» Instructions to follow
Below are the records; reproduce all of them exactly but without any images.

--- BEGIN Task data ---

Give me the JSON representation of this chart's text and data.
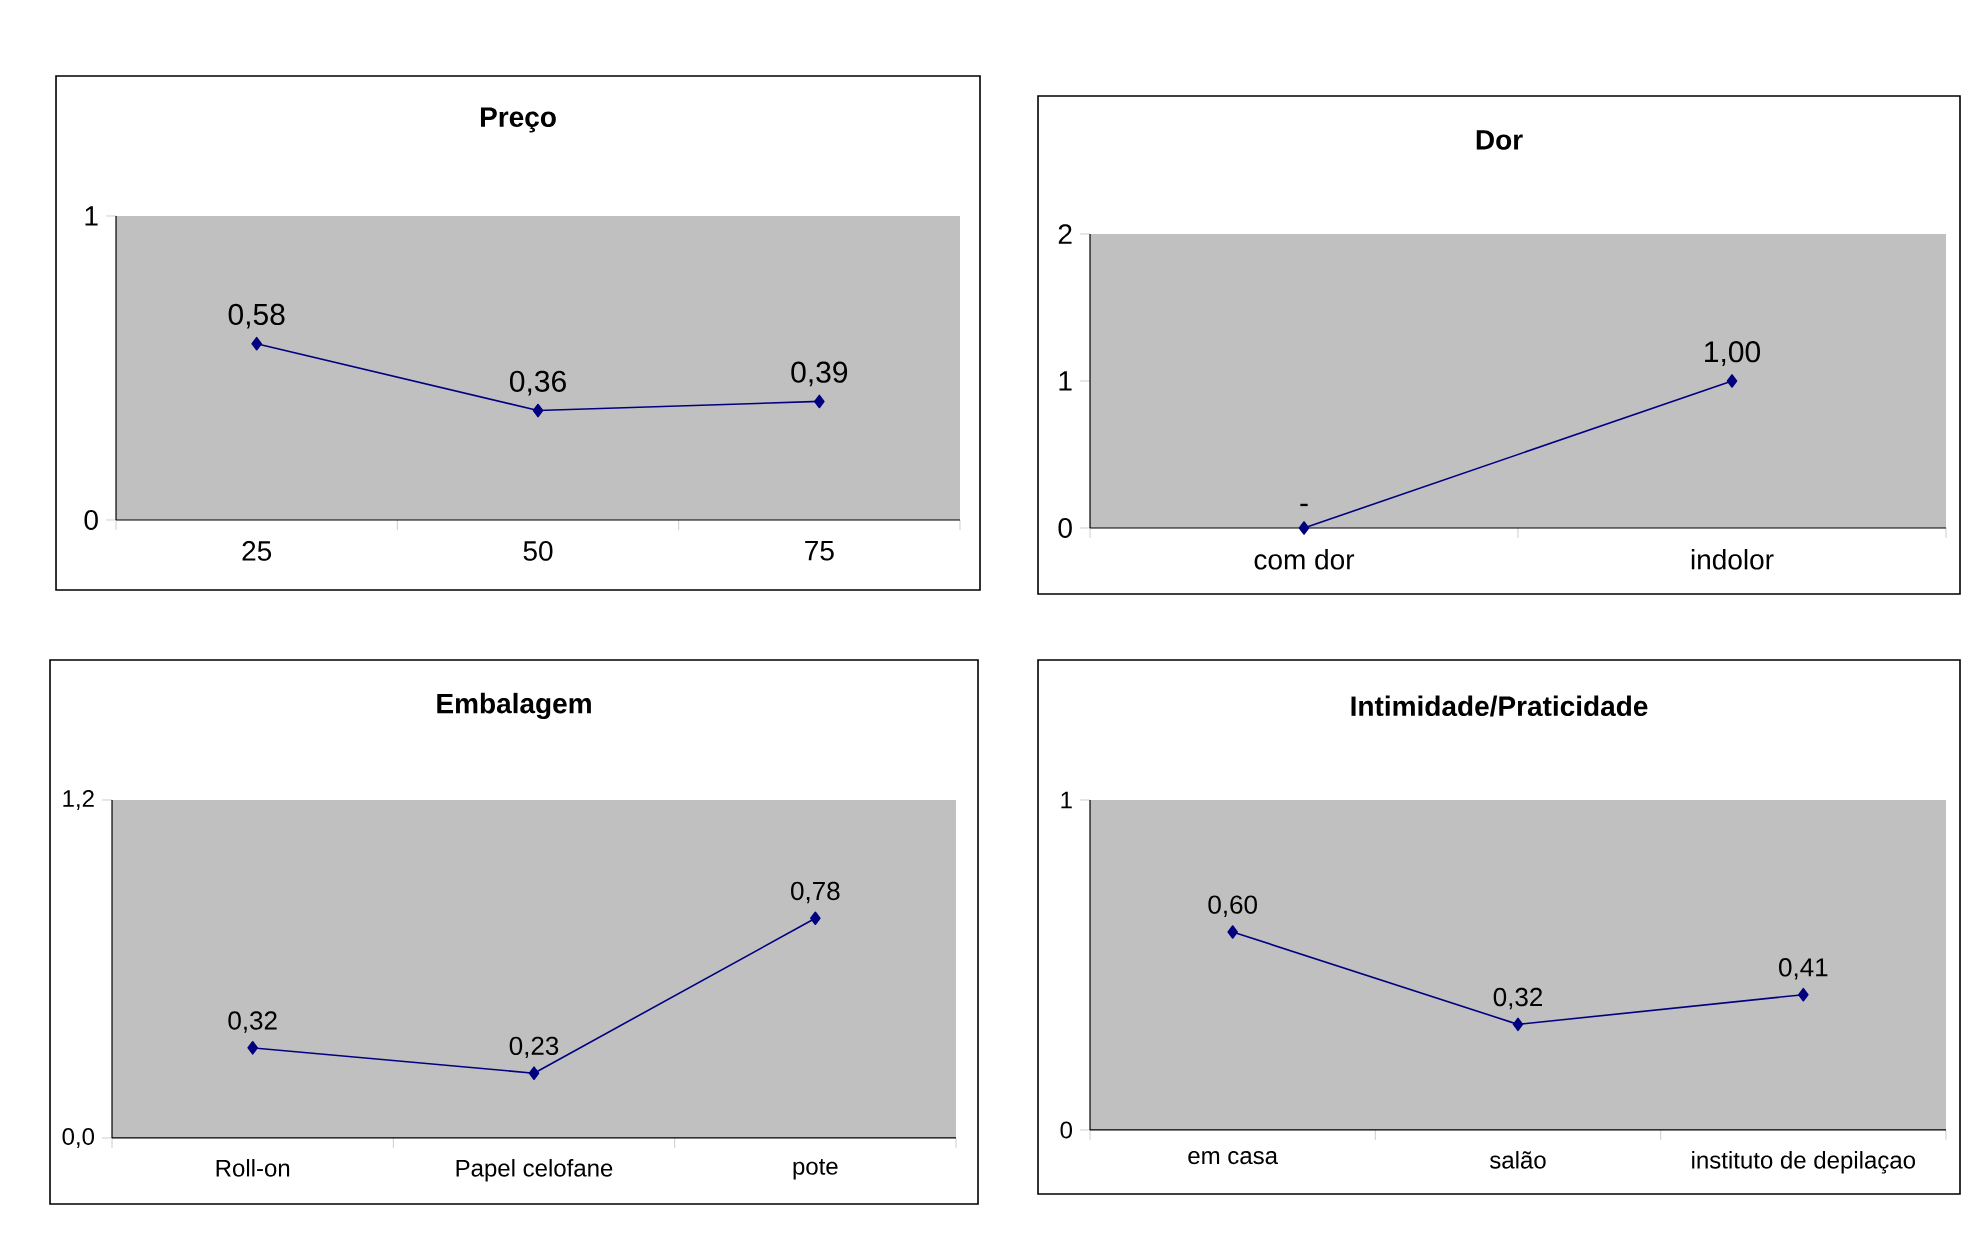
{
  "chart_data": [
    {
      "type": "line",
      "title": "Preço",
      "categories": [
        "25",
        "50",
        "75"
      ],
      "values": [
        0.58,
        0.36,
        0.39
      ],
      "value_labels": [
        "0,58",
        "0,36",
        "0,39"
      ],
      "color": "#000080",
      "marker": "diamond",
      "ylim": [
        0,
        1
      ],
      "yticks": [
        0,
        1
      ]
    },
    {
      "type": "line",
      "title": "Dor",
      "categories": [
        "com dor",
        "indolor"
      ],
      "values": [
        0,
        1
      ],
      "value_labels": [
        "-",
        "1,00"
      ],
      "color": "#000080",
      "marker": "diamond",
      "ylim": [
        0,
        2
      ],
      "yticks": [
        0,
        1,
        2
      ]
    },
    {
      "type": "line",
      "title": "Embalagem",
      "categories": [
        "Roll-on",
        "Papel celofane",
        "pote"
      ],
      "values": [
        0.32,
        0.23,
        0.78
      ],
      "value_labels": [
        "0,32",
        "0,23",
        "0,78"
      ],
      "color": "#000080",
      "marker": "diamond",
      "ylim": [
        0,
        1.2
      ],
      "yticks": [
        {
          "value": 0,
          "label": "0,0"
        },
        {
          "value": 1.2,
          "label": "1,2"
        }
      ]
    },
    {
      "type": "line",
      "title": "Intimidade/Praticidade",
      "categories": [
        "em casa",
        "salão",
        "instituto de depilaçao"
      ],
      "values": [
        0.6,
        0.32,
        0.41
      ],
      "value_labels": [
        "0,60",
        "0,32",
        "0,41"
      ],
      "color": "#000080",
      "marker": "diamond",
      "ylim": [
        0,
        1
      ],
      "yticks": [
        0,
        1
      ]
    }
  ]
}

--- END Task data ---

» Task response
Give me the JSON representation of this chart's text and data.
{
  "chart_data": [
    {
      "type": "line",
      "title": "Preço",
      "categories": [
        "25",
        "50",
        "75"
      ],
      "values": [
        0.58,
        0.36,
        0.39
      ],
      "value_labels": [
        "0,58",
        "0,36",
        "0,39"
      ],
      "color": "#000080",
      "marker": "diamond",
      "ylim": [
        0,
        1
      ],
      "yticks": [
        0,
        1
      ]
    },
    {
      "type": "line",
      "title": "Dor",
      "categories": [
        "com dor",
        "indolor"
      ],
      "values": [
        0,
        1
      ],
      "value_labels": [
        "-",
        "1,00"
      ],
      "color": "#000080",
      "marker": "diamond",
      "ylim": [
        0,
        2
      ],
      "yticks": [
        0,
        1,
        2
      ]
    },
    {
      "type": "line",
      "title": "Embalagem",
      "categories": [
        "Roll-on",
        "Papel celofane",
        "pote"
      ],
      "values": [
        0.32,
        0.23,
        0.78
      ],
      "value_labels": [
        "0,32",
        "0,23",
        "0,78"
      ],
      "color": "#000080",
      "marker": "diamond",
      "ylim": [
        0,
        1.2
      ],
      "yticks": [
        {
          "value": 0,
          "label": "0,0"
        },
        {
          "value": 1.2,
          "label": "1,2"
        }
      ]
    },
    {
      "type": "line",
      "title": "Intimidade/Praticidade",
      "categories": [
        "em casa",
        "salão",
        "instituto de depilaçao"
      ],
      "values": [
        0.6,
        0.32,
        0.41
      ],
      "value_labels": [
        "0,60",
        "0,32",
        "0,41"
      ],
      "color": "#000080",
      "marker": "diamond",
      "ylim": [
        0,
        1
      ],
      "yticks": [
        0,
        1
      ]
    }
  ]
}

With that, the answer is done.